### Your task:
Can you restate the records below word for word?

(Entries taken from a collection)
## Begin

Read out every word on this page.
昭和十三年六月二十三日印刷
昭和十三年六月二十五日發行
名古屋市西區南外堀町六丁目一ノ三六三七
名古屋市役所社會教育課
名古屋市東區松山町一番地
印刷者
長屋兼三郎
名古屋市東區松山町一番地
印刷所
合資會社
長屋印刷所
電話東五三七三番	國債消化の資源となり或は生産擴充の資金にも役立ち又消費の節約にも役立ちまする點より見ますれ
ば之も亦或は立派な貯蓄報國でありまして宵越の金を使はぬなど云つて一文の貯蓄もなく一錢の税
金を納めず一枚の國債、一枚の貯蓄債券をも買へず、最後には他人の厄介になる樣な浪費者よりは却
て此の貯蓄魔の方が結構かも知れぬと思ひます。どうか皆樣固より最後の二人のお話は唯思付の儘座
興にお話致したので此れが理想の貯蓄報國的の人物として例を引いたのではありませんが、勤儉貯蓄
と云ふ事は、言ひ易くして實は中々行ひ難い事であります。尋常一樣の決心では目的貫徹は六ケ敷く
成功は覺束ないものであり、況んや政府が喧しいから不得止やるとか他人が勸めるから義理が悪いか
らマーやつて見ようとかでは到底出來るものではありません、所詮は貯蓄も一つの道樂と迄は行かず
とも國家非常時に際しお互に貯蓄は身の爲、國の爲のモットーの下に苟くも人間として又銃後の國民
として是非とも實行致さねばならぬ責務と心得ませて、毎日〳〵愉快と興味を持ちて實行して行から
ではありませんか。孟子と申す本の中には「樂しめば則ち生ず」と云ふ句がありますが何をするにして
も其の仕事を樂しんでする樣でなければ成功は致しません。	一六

## End

### Result of the task:
Read out every word on this page.
昭和十三年六月二十三日印刷
昭和十三年六月二十五日發行
名古屋市西區南外堀町六丁目一ノ三六三七
名古屋市役所社會教育課
名古屋市東區松山町一番地
印刷者
長屋兼三郎
名古屋市東區松山町一番地
印刷所
合資會社
長屋印刷所
電話東五三七三番	國債消化の資源となり或は生産擴充の資金にも役立ち又消費の節約にも役立ちまする點より見ますれ
ば之も亦或は立派な貯蓄報國でありまして宵越の金を使はぬなど云つて一文の貯蓄もなく一錢の税
金を納めず一枚の國債、一枚の貯蓄債券をも買へず、最後には他人の厄介になる樣な浪費者よりは却
て此の貯蓄魔の方が結構かも知れぬと思ひます。どうか皆樣固より最後の二人のお話は唯思付の儘座
興にお話致したので此れが理想の貯蓄報國的の人物として例を引いたのではありませんが、勤儉貯蓄
と云ふ事は、言ひ易くして實は中々行ひ難い事であります。尋常一樣の決心では目的貫徹は六ケ敷く
成功は覺束ないものであり、況んや政府が喧しいから不得止やるとか他人が勸めるから義理が悪いか
らマーやつて見ようとかでは到底出來るものではありません、所詮は貯蓄も一つの道樂と迄は行かず
とも國家非常時に際しお互に貯蓄は身の爲、國の爲のモットーの下に苟くも人間として又銃後の國民
として是非とも實行致さねばならぬ責務と心得ませて、毎日〳〵愉快と興味を持ちて實行して行から
ではありませんか。孟子と申す本の中には「樂しめば則ち生ず」と云ふ句がありますが何をするにして
も其の仕事を樂しんでする樣でなければ成功は致しません。	一六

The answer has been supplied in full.